▶ _EXERCISE_
Restate every line of the material, word for word.

▶ _RECORDS PROVIDED_
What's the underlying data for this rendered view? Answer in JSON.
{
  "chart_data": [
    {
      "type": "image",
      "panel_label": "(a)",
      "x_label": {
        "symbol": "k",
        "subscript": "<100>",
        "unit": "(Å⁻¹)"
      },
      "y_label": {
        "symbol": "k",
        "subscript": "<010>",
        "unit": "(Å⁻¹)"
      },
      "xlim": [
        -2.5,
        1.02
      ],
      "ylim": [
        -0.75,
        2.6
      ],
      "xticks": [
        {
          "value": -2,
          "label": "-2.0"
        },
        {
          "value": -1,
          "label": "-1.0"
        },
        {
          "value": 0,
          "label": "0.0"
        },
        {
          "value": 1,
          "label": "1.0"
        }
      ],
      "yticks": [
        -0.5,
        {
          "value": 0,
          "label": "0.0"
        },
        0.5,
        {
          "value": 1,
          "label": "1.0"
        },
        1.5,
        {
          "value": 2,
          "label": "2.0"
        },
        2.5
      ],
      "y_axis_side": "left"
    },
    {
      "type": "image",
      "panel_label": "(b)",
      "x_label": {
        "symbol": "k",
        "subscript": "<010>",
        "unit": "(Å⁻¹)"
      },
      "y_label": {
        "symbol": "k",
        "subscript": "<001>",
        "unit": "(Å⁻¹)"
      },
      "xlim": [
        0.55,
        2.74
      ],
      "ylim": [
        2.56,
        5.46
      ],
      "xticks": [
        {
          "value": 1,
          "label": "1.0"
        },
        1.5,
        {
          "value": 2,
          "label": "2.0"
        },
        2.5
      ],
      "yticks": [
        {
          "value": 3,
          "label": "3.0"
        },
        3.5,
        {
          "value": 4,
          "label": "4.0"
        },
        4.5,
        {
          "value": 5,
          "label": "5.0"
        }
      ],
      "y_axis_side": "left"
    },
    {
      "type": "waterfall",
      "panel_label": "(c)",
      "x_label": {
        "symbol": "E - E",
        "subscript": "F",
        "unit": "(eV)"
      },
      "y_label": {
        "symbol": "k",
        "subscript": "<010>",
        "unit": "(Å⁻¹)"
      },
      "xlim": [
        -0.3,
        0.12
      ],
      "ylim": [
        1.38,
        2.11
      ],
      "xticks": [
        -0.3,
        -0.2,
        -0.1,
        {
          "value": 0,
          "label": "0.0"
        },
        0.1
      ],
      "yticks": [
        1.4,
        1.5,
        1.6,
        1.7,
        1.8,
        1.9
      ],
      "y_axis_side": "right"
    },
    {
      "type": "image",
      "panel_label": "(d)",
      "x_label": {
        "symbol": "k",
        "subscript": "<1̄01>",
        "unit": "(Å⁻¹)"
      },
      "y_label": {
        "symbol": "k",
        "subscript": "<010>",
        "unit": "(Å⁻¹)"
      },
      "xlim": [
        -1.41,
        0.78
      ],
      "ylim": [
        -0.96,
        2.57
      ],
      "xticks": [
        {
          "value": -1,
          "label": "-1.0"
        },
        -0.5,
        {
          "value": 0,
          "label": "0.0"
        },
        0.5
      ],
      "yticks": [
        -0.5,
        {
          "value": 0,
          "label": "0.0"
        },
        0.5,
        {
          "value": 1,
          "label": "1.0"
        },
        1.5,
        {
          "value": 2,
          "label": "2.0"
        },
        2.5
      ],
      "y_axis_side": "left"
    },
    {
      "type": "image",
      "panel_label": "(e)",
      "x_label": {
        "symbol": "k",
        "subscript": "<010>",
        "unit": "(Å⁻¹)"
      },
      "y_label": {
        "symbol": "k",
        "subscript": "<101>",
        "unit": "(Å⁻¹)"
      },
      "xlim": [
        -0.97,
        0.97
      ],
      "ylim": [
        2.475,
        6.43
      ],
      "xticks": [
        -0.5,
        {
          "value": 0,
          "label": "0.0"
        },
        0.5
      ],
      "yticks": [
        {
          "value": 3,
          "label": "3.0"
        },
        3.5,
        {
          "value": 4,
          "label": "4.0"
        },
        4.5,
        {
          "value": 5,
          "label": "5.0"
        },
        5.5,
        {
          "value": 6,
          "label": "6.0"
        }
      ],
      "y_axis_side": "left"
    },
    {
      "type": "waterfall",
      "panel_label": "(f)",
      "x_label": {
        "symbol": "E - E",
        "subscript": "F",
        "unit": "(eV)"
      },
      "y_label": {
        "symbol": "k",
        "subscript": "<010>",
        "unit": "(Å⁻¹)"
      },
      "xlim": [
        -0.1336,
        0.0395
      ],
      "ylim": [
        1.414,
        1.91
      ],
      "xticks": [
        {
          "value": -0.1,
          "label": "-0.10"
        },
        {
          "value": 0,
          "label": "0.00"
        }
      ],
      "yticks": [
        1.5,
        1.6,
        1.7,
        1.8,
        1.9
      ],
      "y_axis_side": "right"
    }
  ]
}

▶ _EXERCISE OUTPUT_
What's the underlying data for this rendered view? Answer in JSON.
{
  "chart_data": [
    {
      "type": "image",
      "panel_label": "(a)",
      "x_label": {
        "symbol": "k",
        "subscript": "<100>",
        "unit": "(Å⁻¹)"
      },
      "y_label": {
        "symbol": "k",
        "subscript": "<010>",
        "unit": "(Å⁻¹)"
      },
      "xlim": [
        -2.5,
        1.02
      ],
      "ylim": [
        -0.75,
        2.6
      ],
      "xticks": [
        {
          "value": -2,
          "label": "-2.0"
        },
        {
          "value": -1,
          "label": "-1.0"
        },
        {
          "value": 0,
          "label": "0.0"
        },
        {
          "value": 1,
          "label": "1.0"
        }
      ],
      "yticks": [
        -0.5,
        {
          "value": 0,
          "label": "0.0"
        },
        0.5,
        {
          "value": 1,
          "label": "1.0"
        },
        1.5,
        {
          "value": 2,
          "label": "2.0"
        },
        2.5
      ],
      "y_axis_side": "left"
    },
    {
      "type": "image",
      "panel_label": "(b)",
      "x_label": {
        "symbol": "k",
        "subscript": "<010>",
        "unit": "(Å⁻¹)"
      },
      "y_label": {
        "symbol": "k",
        "subscript": "<001>",
        "unit": "(Å⁻¹)"
      },
      "xlim": [
        0.55,
        2.74
      ],
      "ylim": [
        2.56,
        5.46
      ],
      "xticks": [
        {
          "value": 1,
          "label": "1.0"
        },
        1.5,
        {
          "value": 2,
          "label": "2.0"
        },
        2.5
      ],
      "yticks": [
        {
          "value": 3,
          "label": "3.0"
        },
        3.5,
        {
          "value": 4,
          "label": "4.0"
        },
        4.5,
        {
          "value": 5,
          "label": "5.0"
        }
      ],
      "y_axis_side": "left"
    },
    {
      "type": "waterfall",
      "panel_label": "(c)",
      "x_label": {
        "symbol": "E - E",
        "subscript": "F",
        "unit": "(eV)"
      },
      "y_label": {
        "symbol": "k",
        "subscript": "<010>",
        "unit": "(Å⁻¹)"
      },
      "xlim": [
        -0.3,
        0.12
      ],
      "ylim": [
        1.38,
        2.11
      ],
      "xticks": [
        -0.3,
        -0.2,
        -0.1,
        {
          "value": 0,
          "label": "0.0"
        },
        0.1
      ],
      "yticks": [
        1.4,
        1.5,
        1.6,
        1.7,
        1.8,
        1.9
      ],
      "y_axis_side": "right"
    },
    {
      "type": "image",
      "panel_label": "(d)",
      "x_label": {
        "symbol": "k",
        "subscript": "<1̄01>",
        "unit": "(Å⁻¹)"
      },
      "y_label": {
        "symbol": "k",
        "subscript": "<010>",
        "unit": "(Å⁻¹)"
      },
      "xlim": [
        -1.41,
        0.78
      ],
      "ylim": [
        -0.96,
        2.57
      ],
      "xticks": [
        {
          "value": -1,
          "label": "-1.0"
        },
        -0.5,
        {
          "value": 0,
          "label": "0.0"
        },
        0.5
      ],
      "yticks": [
        -0.5,
        {
          "value": 0,
          "label": "0.0"
        },
        0.5,
        {
          "value": 1,
          "label": "1.0"
        },
        1.5,
        {
          "value": 2,
          "label": "2.0"
        },
        2.5
      ],
      "y_axis_side": "left"
    },
    {
      "type": "image",
      "panel_label": "(e)",
      "x_label": {
        "symbol": "k",
        "subscript": "<010>",
        "unit": "(Å⁻¹)"
      },
      "y_label": {
        "symbol": "k",
        "subscript": "<101>",
        "unit": "(Å⁻¹)"
      },
      "xlim": [
        -0.97,
        0.97
      ],
      "ylim": [
        2.475,
        6.43
      ],
      "xticks": [
        -0.5,
        {
          "value": 0,
          "label": "0.0"
        },
        0.5
      ],
      "yticks": [
        {
          "value": 3,
          "label": "3.0"
        },
        3.5,
        {
          "value": 4,
          "label": "4.0"
        },
        4.5,
        {
          "value": 5,
          "label": "5.0"
        },
        5.5,
        {
          "value": 6,
          "label": "6.0"
        }
      ],
      "y_axis_side": "left"
    },
    {
      "type": "waterfall",
      "panel_label": "(f)",
      "x_label": {
        "symbol": "E - E",
        "subscript": "F",
        "unit": "(eV)"
      },
      "y_label": {
        "symbol": "k",
        "subscript": "<010>",
        "unit": "(Å⁻¹)"
      },
      "xlim": [
        -0.1336,
        0.0395
      ],
      "ylim": [
        1.414,
        1.91
      ],
      "xticks": [
        {
          "value": -0.1,
          "label": "-0.10"
        },
        {
          "value": 0,
          "label": "0.00"
        }
      ],
      "yticks": [
        1.5,
        1.6,
        1.7,
        1.8,
        1.9
      ],
      "y_axis_side": "right"
    }
  ]
}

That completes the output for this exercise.